> Information given
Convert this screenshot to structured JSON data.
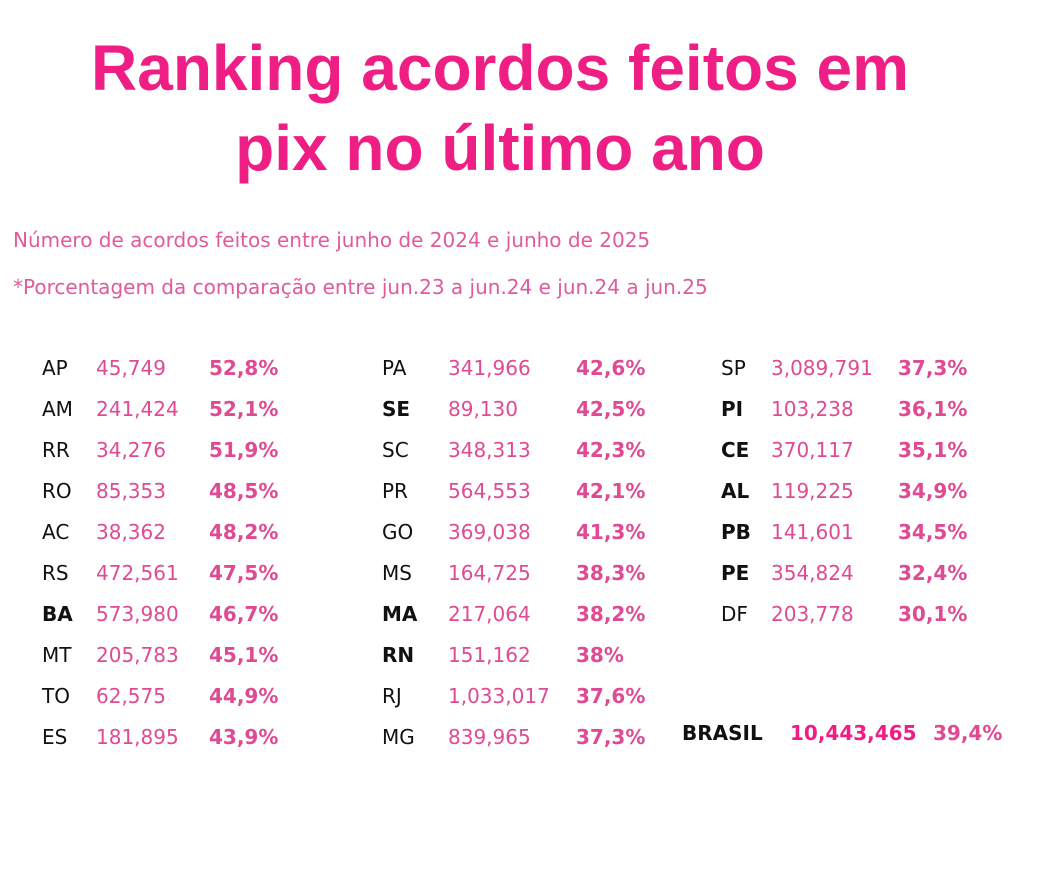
{
  "header": {
    "title_line1": "Ranking acordos feitos em",
    "title_line2": "pix no último ano",
    "subtitle1": "Número de acordos feitos entre junho de 2024 e junho de 2025",
    "subtitle2": "*Porcentagem da comparação entre jun.23 a jun.24 e jun.24 a jun.25"
  },
  "columns": [
    {
      "rows": [
        {
          "uf": "AP",
          "value": "45,749",
          "pct": "52,8%",
          "bold": false
        },
        {
          "uf": "AM",
          "value": "241,424",
          "pct": "52,1%",
          "bold": false
        },
        {
          "uf": "RR",
          "value": "34,276",
          "pct": "51,9%",
          "bold": false
        },
        {
          "uf": "RO",
          "value": "85,353",
          "pct": "48,5%",
          "bold": false
        },
        {
          "uf": "AC",
          "value": "38,362",
          "pct": "48,2%",
          "bold": false
        },
        {
          "uf": "RS",
          "value": "472,561",
          "pct": "47,5%",
          "bold": false
        },
        {
          "uf": "BA",
          "value": "573,980",
          "pct": "46,7%",
          "bold": true
        },
        {
          "uf": "MT",
          "value": "205,783",
          "pct": "45,1%",
          "bold": false
        },
        {
          "uf": "TO",
          "value": "62,575",
          "pct": "44,9%",
          "bold": false
        },
        {
          "uf": "ES",
          "value": "181,895",
          "pct": "43,9%",
          "bold": false
        }
      ]
    },
    {
      "rows": [
        {
          "uf": "PA",
          "value": "341,966",
          "pct": "42,6%",
          "bold": false
        },
        {
          "uf": "SE",
          "value": "89,130",
          "pct": "42,5%",
          "bold": true
        },
        {
          "uf": "SC",
          "value": "348,313",
          "pct": "42,3%",
          "bold": false
        },
        {
          "uf": "PR",
          "value": "564,553",
          "pct": "42,1%",
          "bold": false
        },
        {
          "uf": "GO",
          "value": "369,038",
          "pct": "41,3%",
          "bold": false
        },
        {
          "uf": "MS",
          "value": "164,725",
          "pct": "38,3%",
          "bold": false
        },
        {
          "uf": "MA",
          "value": "217,064",
          "pct": "38,2%",
          "bold": true
        },
        {
          "uf": "RN",
          "value": "151,162",
          "pct": "38%",
          "bold": true
        },
        {
          "uf": "RJ",
          "value": "1,033,017",
          "pct": "37,6%",
          "bold": false
        },
        {
          "uf": "MG",
          "value": "839,965",
          "pct": "37,3%",
          "bold": false
        }
      ]
    },
    {
      "rows": [
        {
          "uf": "SP",
          "value": "3,089,791",
          "pct": "37,3%",
          "bold": false
        },
        {
          "uf": "PI",
          "value": "103,238",
          "pct": "36,1%",
          "bold": true
        },
        {
          "uf": "CE",
          "value": "370,117",
          "pct": "35,1%",
          "bold": true
        },
        {
          "uf": "AL",
          "value": "119,225",
          "pct": "34,9%",
          "bold": true
        },
        {
          "uf": "PB",
          "value": "141,601",
          "pct": "34,5%",
          "bold": true
        },
        {
          "uf": "PE",
          "value": "354,824",
          "pct": "32,4%",
          "bold": true
        },
        {
          "uf": "DF",
          "value": "203,778",
          "pct": "30,1%",
          "bold": false
        }
      ]
    }
  ],
  "total": {
    "label": "BRASIL",
    "value": "10,443,465",
    "pct": "39,4%"
  },
  "colors": {
    "title": "#ef1e85",
    "subtitle": "#e05a9c",
    "value": "#df4a93",
    "label": "#111111"
  }
}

> Work to be completed
Without the pictures, repeat the listing above exactly.

> Output for this task
Convert this screenshot to structured JSON data.
{
  "header": {
    "title_line1": "Ranking acordos feitos em",
    "title_line2": "pix no último ano",
    "subtitle1": "Número de acordos feitos entre junho de 2024 e junho de 2025",
    "subtitle2": "*Porcentagem da comparação entre jun.23 a jun.24 e jun.24 a jun.25"
  },
  "columns": [
    {
      "rows": [
        {
          "uf": "AP",
          "value": "45,749",
          "pct": "52,8%",
          "bold": false
        },
        {
          "uf": "AM",
          "value": "241,424",
          "pct": "52,1%",
          "bold": false
        },
        {
          "uf": "RR",
          "value": "34,276",
          "pct": "51,9%",
          "bold": false
        },
        {
          "uf": "RO",
          "value": "85,353",
          "pct": "48,5%",
          "bold": false
        },
        {
          "uf": "AC",
          "value": "38,362",
          "pct": "48,2%",
          "bold": false
        },
        {
          "uf": "RS",
          "value": "472,561",
          "pct": "47,5%",
          "bold": false
        },
        {
          "uf": "BA",
          "value": "573,980",
          "pct": "46,7%",
          "bold": true
        },
        {
          "uf": "MT",
          "value": "205,783",
          "pct": "45,1%",
          "bold": false
        },
        {
          "uf": "TO",
          "value": "62,575",
          "pct": "44,9%",
          "bold": false
        },
        {
          "uf": "ES",
          "value": "181,895",
          "pct": "43,9%",
          "bold": false
        }
      ]
    },
    {
      "rows": [
        {
          "uf": "PA",
          "value": "341,966",
          "pct": "42,6%",
          "bold": false
        },
        {
          "uf": "SE",
          "value": "89,130",
          "pct": "42,5%",
          "bold": true
        },
        {
          "uf": "SC",
          "value": "348,313",
          "pct": "42,3%",
          "bold": false
        },
        {
          "uf": "PR",
          "value": "564,553",
          "pct": "42,1%",
          "bold": false
        },
        {
          "uf": "GO",
          "value": "369,038",
          "pct": "41,3%",
          "bold": false
        },
        {
          "uf": "MS",
          "value": "164,725",
          "pct": "38,3%",
          "bold": false
        },
        {
          "uf": "MA",
          "value": "217,064",
          "pct": "38,2%",
          "bold": true
        },
        {
          "uf": "RN",
          "value": "151,162",
          "pct": "38%",
          "bold": true
        },
        {
          "uf": "RJ",
          "value": "1,033,017",
          "pct": "37,6%",
          "bold": false
        },
        {
          "uf": "MG",
          "value": "839,965",
          "pct": "37,3%",
          "bold": false
        }
      ]
    },
    {
      "rows": [
        {
          "uf": "SP",
          "value": "3,089,791",
          "pct": "37,3%",
          "bold": false
        },
        {
          "uf": "PI",
          "value": "103,238",
          "pct": "36,1%",
          "bold": true
        },
        {
          "uf": "CE",
          "value": "370,117",
          "pct": "35,1%",
          "bold": true
        },
        {
          "uf": "AL",
          "value": "119,225",
          "pct": "34,9%",
          "bold": true
        },
        {
          "uf": "PB",
          "value": "141,601",
          "pct": "34,5%",
          "bold": true
        },
        {
          "uf": "PE",
          "value": "354,824",
          "pct": "32,4%",
          "bold": true
        },
        {
          "uf": "DF",
          "value": "203,778",
          "pct": "30,1%",
          "bold": false
        }
      ]
    }
  ],
  "total": {
    "label": "BRASIL",
    "value": "10,443,465",
    "pct": "39,4%"
  },
  "colors": {
    "title": "#ef1e85",
    "subtitle": "#e05a9c",
    "value": "#df4a93",
    "label": "#111111"
  }
}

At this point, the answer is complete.